= EXCERPTED RECORDS =
****************
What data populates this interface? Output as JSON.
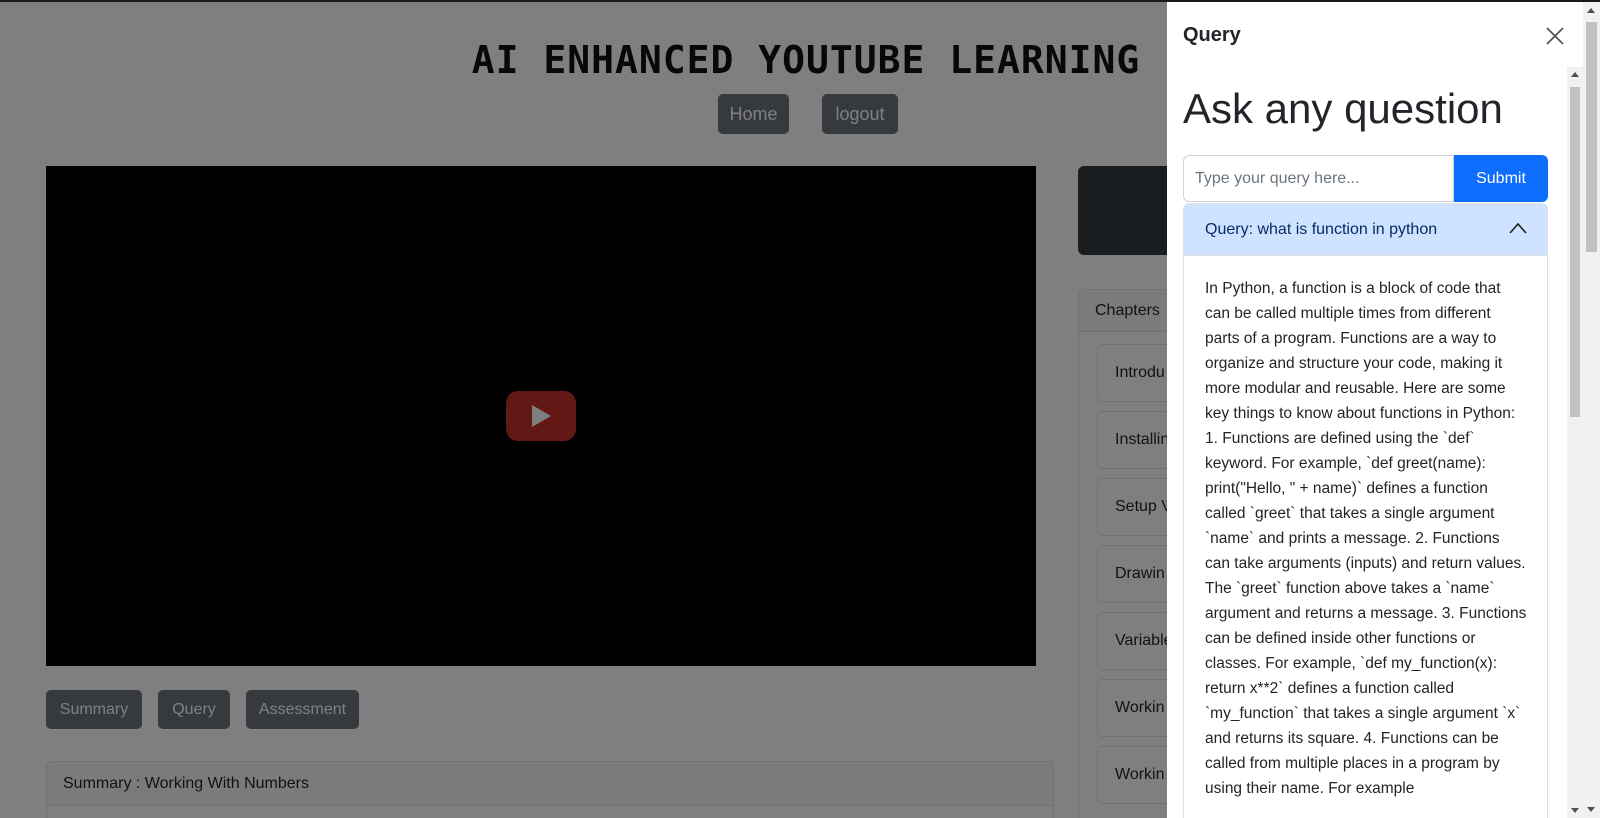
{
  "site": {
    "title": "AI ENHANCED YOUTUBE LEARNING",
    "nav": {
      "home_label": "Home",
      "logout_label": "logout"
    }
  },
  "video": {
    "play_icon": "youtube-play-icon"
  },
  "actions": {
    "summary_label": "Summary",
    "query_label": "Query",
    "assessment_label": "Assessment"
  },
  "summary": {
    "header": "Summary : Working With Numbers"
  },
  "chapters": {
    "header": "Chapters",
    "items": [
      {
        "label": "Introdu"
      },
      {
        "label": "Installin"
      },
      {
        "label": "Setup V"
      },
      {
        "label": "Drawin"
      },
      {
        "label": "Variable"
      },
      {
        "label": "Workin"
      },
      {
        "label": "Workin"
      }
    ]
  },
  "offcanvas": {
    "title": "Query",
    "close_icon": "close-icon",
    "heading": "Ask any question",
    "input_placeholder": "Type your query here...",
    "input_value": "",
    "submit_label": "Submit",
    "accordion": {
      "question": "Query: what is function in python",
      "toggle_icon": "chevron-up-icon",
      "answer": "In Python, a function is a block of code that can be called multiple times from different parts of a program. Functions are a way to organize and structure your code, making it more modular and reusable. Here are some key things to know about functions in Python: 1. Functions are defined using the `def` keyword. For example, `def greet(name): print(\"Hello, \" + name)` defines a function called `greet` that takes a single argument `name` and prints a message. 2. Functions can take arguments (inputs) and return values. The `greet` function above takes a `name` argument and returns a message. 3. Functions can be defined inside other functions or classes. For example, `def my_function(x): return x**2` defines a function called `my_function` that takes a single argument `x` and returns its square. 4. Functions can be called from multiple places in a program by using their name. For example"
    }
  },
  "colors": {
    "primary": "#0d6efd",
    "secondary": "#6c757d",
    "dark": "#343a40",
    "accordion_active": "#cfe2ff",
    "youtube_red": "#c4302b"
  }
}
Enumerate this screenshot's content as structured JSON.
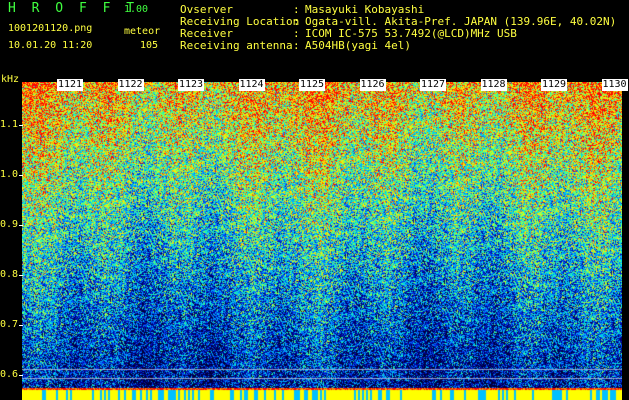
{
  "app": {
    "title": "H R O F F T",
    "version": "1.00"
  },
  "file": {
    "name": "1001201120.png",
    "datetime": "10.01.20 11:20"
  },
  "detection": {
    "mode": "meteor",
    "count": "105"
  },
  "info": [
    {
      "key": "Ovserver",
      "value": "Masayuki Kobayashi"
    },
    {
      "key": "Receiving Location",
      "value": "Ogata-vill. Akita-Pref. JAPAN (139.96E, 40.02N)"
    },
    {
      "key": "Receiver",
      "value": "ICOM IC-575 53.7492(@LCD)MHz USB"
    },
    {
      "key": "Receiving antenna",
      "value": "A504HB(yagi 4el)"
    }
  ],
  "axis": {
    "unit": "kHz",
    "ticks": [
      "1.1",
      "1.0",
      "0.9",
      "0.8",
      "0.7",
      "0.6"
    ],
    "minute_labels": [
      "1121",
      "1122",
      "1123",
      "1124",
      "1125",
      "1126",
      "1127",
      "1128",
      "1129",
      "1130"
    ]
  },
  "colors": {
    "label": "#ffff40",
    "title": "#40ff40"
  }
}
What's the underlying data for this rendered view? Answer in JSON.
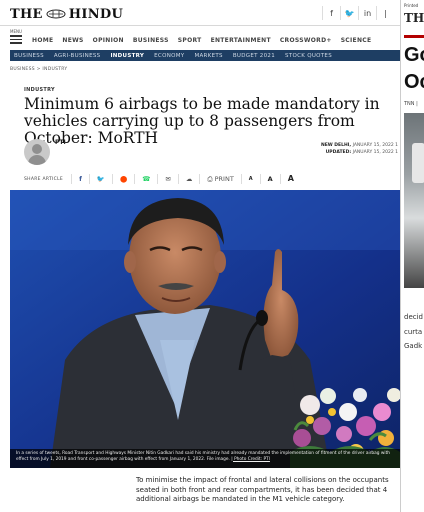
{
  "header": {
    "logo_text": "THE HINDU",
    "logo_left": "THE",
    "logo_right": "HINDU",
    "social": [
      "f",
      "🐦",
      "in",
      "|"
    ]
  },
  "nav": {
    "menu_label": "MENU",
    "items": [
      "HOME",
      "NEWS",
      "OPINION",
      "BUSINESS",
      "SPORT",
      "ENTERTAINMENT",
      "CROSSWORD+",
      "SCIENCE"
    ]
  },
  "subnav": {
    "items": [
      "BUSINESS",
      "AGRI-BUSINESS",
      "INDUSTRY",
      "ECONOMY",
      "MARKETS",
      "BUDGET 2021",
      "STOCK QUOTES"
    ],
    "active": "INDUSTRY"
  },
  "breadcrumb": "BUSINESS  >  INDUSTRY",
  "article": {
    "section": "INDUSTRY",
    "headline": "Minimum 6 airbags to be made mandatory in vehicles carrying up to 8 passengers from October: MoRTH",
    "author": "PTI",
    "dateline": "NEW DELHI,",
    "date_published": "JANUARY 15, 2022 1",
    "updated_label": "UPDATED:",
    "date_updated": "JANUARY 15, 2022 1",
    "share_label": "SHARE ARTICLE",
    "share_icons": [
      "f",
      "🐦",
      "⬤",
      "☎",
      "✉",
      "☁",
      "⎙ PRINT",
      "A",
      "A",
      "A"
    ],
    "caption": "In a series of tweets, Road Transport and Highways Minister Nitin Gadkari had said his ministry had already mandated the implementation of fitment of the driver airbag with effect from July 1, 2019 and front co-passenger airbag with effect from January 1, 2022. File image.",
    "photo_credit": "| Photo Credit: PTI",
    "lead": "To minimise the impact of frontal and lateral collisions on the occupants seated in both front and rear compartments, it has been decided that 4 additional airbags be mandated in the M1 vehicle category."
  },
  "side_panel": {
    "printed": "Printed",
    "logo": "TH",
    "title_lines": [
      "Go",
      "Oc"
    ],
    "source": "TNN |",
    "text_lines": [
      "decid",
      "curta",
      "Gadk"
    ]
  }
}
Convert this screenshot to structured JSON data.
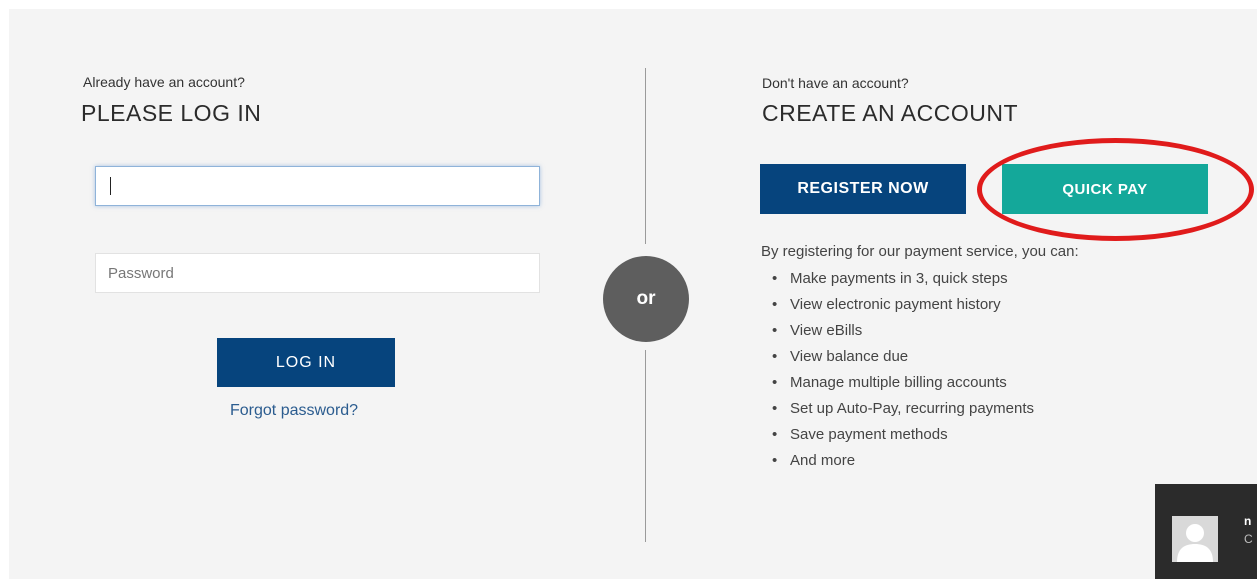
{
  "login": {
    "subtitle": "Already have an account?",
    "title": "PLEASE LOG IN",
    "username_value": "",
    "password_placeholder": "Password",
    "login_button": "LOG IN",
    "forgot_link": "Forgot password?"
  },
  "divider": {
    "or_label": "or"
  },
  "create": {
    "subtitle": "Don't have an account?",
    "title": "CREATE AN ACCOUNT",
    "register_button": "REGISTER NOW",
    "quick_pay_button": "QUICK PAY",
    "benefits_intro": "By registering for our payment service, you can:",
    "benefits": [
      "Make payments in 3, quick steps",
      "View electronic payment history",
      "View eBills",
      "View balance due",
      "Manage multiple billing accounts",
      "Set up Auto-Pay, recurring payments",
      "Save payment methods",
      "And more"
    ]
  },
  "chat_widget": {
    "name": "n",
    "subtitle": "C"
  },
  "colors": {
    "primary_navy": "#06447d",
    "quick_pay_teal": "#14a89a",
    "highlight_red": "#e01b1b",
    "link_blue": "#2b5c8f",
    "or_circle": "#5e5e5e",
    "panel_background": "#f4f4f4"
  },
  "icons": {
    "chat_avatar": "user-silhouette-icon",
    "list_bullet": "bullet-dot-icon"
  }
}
****************
= DIRECTIVE =
Print the listing above in full, exactly as written. Omit any pictures.

= FINAL ANSWER =
What data populates this interface? Output as JSON.
{
  "site": {
    "title": "AI ENHANCED YOUTUBE LEARNING",
    "nav": {
      "home_label": "Home",
      "logout_label": "logout"
    }
  },
  "video": {
    "play_icon": "youtube-play-icon"
  },
  "actions": {
    "summary_label": "Summary",
    "query_label": "Query",
    "assessment_label": "Assessment"
  },
  "summary": {
    "header": "Summary : Working With Numbers"
  },
  "chapters": {
    "header": "Chapters",
    "items": [
      {
        "label": "Introdu"
      },
      {
        "label": "Installin"
      },
      {
        "label": "Setup V"
      },
      {
        "label": "Drawin"
      },
      {
        "label": "Variable"
      },
      {
        "label": "Workin"
      },
      {
        "label": "Workin"
      }
    ]
  },
  "offcanvas": {
    "title": "Query",
    "close_icon": "close-icon",
    "heading": "Ask any question",
    "input_placeholder": "Type your query here...",
    "input_value": "",
    "submit_label": "Submit",
    "accordion": {
      "question": "Query: what is function in python",
      "toggle_icon": "chevron-up-icon",
      "answer": "In Python, a function is a block of code that can be called multiple times from different parts of a program. Functions are a way to organize and structure your code, making it more modular and reusable. Here are some key things to know about functions in Python: 1. Functions are defined using the `def` keyword. For example, `def greet(name): print(\"Hello, \" + name)` defines a function called `greet` that takes a single argument `name` and prints a message. 2. Functions can take arguments (inputs) and return values. The `greet` function above takes a `name` argument and returns a message. 3. Functions can be defined inside other functions or classes. For example, `def my_function(x): return x**2` defines a function called `my_function` that takes a single argument `x` and returns its square. 4. Functions can be called from multiple places in a program by using their name. For example"
    }
  },
  "colors": {
    "primary": "#0d6efd",
    "secondary": "#6c757d",
    "dark": "#343a40",
    "accordion_active": "#cfe2ff",
    "youtube_red": "#c4302b"
  }
}
Enumerate this screenshot's content as structured JSON.
{
  "app": {
    "title": "H R O F F T",
    "version": "1.00"
  },
  "file": {
    "name": "1001201120.png",
    "datetime": "10.01.20 11:20"
  },
  "detection": {
    "mode": "meteor",
    "count": "105"
  },
  "info": [
    {
      "key": "Ovserver",
      "value": "Masayuki Kobayashi"
    },
    {
      "key": "Receiving Location",
      "value": "Ogata-vill. Akita-Pref. JAPAN (139.96E, 40.02N)"
    },
    {
      "key": "Receiver",
      "value": "ICOM IC-575 53.7492(@LCD)MHz USB"
    },
    {
      "key": "Receiving antenna",
      "value": "A504HB(yagi 4el)"
    }
  ],
  "axis": {
    "unit": "kHz",
    "ticks": [
      "1.1",
      "1.0",
      "0.9",
      "0.8",
      "0.7",
      "0.6"
    ],
    "minute_labels": [
      "1121",
      "1122",
      "1123",
      "1124",
      "1125",
      "1126",
      "1127",
      "1128",
      "1129",
      "1130"
    ]
  },
  "colors": {
    "label": "#ffff40",
    "title": "#40ff40"
  }
}
What's the underlying data for this rendered view? Answer in JSON.
{
  "header": {
    "logo_text": "THE HINDU",
    "logo_left": "THE",
    "logo_right": "HINDU",
    "social": [
      "f",
      "🐦",
      "in",
      "|"
    ]
  },
  "nav": {
    "menu_label": "MENU",
    "items": [
      "HOME",
      "NEWS",
      "OPINION",
      "BUSINESS",
      "SPORT",
      "ENTERTAINMENT",
      "CROSSWORD+",
      "SCIENCE"
    ]
  },
  "subnav": {
    "items": [
      "BUSINESS",
      "AGRI-BUSINESS",
      "INDUSTRY",
      "ECONOMY",
      "MARKETS",
      "BUDGET 2021",
      "STOCK QUOTES"
    ],
    "active": "INDUSTRY"
  },
  "breadcrumb": "BUSINESS  >  INDUSTRY",
  "article": {
    "section": "INDUSTRY",
    "headline": "Minimum 6 airbags to be made mandatory in vehicles carrying up to 8 passengers from October: MoRTH",
    "author": "PTI",
    "dateline": "NEW DELHI,",
    "date_published": "JANUARY 15, 2022 1",
    "updated_label": "UPDATED:",
    "date_updated": "JANUARY 15, 2022 1",
    "share_label": "SHARE ARTICLE",
    "share_icons": [
      "f",
      "🐦",
      "⬤",
      "☎",
      "✉",
      "☁",
      "⎙ PRINT",
      "A",
      "A",
      "A"
    ],
    "caption": "In a series of tweets, Road Transport and Highways Minister Nitin Gadkari had said his ministry had already mandated the implementation of fitment of the driver airbag with effect from July 1, 2019 and front co-passenger airbag with effect from January 1, 2022. File image.",
    "photo_credit": "| Photo Credit: PTI",
    "lead": "To minimise the impact of frontal and lateral collisions on the occupants seated in both front and rear compartments, it has been decided that 4 additional airbags be mandated in the M1 vehicle category."
  },
  "side_panel": {
    "printed": "Printed",
    "logo": "TH",
    "title_lines": [
      "Go",
      "Oc"
    ],
    "source": "TNN |",
    "text_lines": [
      "decid",
      "curta",
      "Gadk"
    ]
  }
}
Convert this screenshot to structured JSON data.
{
  "login": {
    "subtitle": "Already have an account?",
    "title": "PLEASE LOG IN",
    "username_value": "",
    "password_placeholder": "Password",
    "login_button": "LOG IN",
    "forgot_link": "Forgot password?"
  },
  "divider": {
    "or_label": "or"
  },
  "create": {
    "subtitle": "Don't have an account?",
    "title": "CREATE AN ACCOUNT",
    "register_button": "REGISTER NOW",
    "quick_pay_button": "QUICK PAY",
    "benefits_intro": "By registering for our payment service, you can:",
    "benefits": [
      "Make payments in 3, quick steps",
      "View electronic payment history",
      "View eBills",
      "View balance due",
      "Manage multiple billing accounts",
      "Set up Auto-Pay, recurring payments",
      "Save payment methods",
      "And more"
    ]
  },
  "chat_widget": {
    "name": "n",
    "subtitle": "C"
  },
  "colors": {
    "primary_navy": "#06447d",
    "quick_pay_teal": "#14a89a",
    "highlight_red": "#e01b1b",
    "link_blue": "#2b5c8f",
    "or_circle": "#5e5e5e",
    "panel_background": "#f4f4f4"
  },
  "icons": {
    "chat_avatar": "user-silhouette-icon",
    "list_bullet": "bullet-dot-icon"
  }
}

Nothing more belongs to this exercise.